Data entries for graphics
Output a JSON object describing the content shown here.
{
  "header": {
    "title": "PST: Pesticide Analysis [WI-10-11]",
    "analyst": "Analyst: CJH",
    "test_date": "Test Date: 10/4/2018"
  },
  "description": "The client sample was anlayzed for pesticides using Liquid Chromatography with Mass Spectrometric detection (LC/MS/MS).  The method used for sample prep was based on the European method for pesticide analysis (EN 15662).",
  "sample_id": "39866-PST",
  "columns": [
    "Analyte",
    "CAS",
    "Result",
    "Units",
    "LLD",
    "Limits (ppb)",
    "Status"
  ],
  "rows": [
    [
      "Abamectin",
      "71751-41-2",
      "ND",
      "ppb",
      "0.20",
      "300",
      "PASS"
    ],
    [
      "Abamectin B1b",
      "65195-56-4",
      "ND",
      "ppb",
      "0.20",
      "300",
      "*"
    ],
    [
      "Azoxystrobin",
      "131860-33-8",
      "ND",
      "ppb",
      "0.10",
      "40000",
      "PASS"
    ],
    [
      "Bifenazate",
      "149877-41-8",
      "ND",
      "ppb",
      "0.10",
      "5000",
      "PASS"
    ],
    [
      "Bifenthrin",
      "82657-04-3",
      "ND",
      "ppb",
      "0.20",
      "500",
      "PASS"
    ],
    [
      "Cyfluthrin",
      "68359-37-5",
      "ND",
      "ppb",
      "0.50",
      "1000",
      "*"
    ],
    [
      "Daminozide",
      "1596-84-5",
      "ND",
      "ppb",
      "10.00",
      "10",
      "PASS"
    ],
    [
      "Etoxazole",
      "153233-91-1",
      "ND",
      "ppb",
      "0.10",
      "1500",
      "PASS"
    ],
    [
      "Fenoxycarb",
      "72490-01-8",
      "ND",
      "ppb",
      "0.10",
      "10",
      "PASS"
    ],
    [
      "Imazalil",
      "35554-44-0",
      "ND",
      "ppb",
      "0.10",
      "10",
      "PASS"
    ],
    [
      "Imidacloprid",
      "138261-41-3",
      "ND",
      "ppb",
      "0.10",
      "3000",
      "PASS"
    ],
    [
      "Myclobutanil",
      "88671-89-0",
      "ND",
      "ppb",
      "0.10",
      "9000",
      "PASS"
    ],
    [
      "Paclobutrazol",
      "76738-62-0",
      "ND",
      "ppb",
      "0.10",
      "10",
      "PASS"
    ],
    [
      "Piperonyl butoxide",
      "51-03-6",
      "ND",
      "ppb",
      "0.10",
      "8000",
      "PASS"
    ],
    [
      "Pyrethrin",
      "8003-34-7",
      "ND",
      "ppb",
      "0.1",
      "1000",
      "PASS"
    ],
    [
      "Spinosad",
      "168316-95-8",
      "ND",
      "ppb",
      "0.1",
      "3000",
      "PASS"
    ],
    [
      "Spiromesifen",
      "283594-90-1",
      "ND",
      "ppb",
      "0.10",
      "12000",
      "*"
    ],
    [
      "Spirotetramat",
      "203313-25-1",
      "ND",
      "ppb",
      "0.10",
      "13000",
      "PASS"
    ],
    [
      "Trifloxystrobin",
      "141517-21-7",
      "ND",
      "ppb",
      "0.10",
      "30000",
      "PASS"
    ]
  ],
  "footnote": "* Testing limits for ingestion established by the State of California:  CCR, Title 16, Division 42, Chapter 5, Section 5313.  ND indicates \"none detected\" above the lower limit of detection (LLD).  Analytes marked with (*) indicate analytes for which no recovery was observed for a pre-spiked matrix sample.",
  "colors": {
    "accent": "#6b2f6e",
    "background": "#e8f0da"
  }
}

▸ DIRECTIVE: Reproduce the listing shown above in its entirety, exactly.

▸ FULL SOLUTION:
Output a JSON object describing the content shown here.
{
  "header": {
    "title": "PST: Pesticide Analysis [WI-10-11]",
    "analyst": "Analyst: CJH",
    "test_date": "Test Date: 10/4/2018"
  },
  "description": "The client sample was anlayzed for pesticides using Liquid Chromatography with Mass Spectrometric detection (LC/MS/MS).  The method used for sample prep was based on the European method for pesticide analysis (EN 15662).",
  "sample_id": "39866-PST",
  "columns": [
    "Analyte",
    "CAS",
    "Result",
    "Units",
    "LLD",
    "Limits (ppb)",
    "Status"
  ],
  "rows": [
    [
      "Abamectin",
      "71751-41-2",
      "ND",
      "ppb",
      "0.20",
      "300",
      "PASS"
    ],
    [
      "Abamectin B1b",
      "65195-56-4",
      "ND",
      "ppb",
      "0.20",
      "300",
      "*"
    ],
    [
      "Azoxystrobin",
      "131860-33-8",
      "ND",
      "ppb",
      "0.10",
      "40000",
      "PASS"
    ],
    [
      "Bifenazate",
      "149877-41-8",
      "ND",
      "ppb",
      "0.10",
      "5000",
      "PASS"
    ],
    [
      "Bifenthrin",
      "82657-04-3",
      "ND",
      "ppb",
      "0.20",
      "500",
      "PASS"
    ],
    [
      "Cyfluthrin",
      "68359-37-5",
      "ND",
      "ppb",
      "0.50",
      "1000",
      "*"
    ],
    [
      "Daminozide",
      "1596-84-5",
      "ND",
      "ppb",
      "10.00",
      "10",
      "PASS"
    ],
    [
      "Etoxazole",
      "153233-91-1",
      "ND",
      "ppb",
      "0.10",
      "1500",
      "PASS"
    ],
    [
      "Fenoxycarb",
      "72490-01-8",
      "ND",
      "ppb",
      "0.10",
      "10",
      "PASS"
    ],
    [
      "Imazalil",
      "35554-44-0",
      "ND",
      "ppb",
      "0.10",
      "10",
      "PASS"
    ],
    [
      "Imidacloprid",
      "138261-41-3",
      "ND",
      "ppb",
      "0.10",
      "3000",
      "PASS"
    ],
    [
      "Myclobutanil",
      "88671-89-0",
      "ND",
      "ppb",
      "0.10",
      "9000",
      "PASS"
    ],
    [
      "Paclobutrazol",
      "76738-62-0",
      "ND",
      "ppb",
      "0.10",
      "10",
      "PASS"
    ],
    [
      "Piperonyl butoxide",
      "51-03-6",
      "ND",
      "ppb",
      "0.10",
      "8000",
      "PASS"
    ],
    [
      "Pyrethrin",
      "8003-34-7",
      "ND",
      "ppb",
      "0.1",
      "1000",
      "PASS"
    ],
    [
      "Spinosad",
      "168316-95-8",
      "ND",
      "ppb",
      "0.1",
      "3000",
      "PASS"
    ],
    [
      "Spiromesifen",
      "283594-90-1",
      "ND",
      "ppb",
      "0.10",
      "12000",
      "*"
    ],
    [
      "Spirotetramat",
      "203313-25-1",
      "ND",
      "ppb",
      "0.10",
      "13000",
      "PASS"
    ],
    [
      "Trifloxystrobin",
      "141517-21-7",
      "ND",
      "ppb",
      "0.10",
      "30000",
      "PASS"
    ]
  ],
  "footnote": "* Testing limits for ingestion established by the State of California:  CCR, Title 16, Division 42, Chapter 5, Section 5313.  ND indicates \"none detected\" above the lower limit of detection (LLD).  Analytes marked with (*) indicate analytes for which no recovery was observed for a pre-spiked matrix sample.",
  "colors": {
    "accent": "#6b2f6e",
    "background": "#e8f0da"
  }
}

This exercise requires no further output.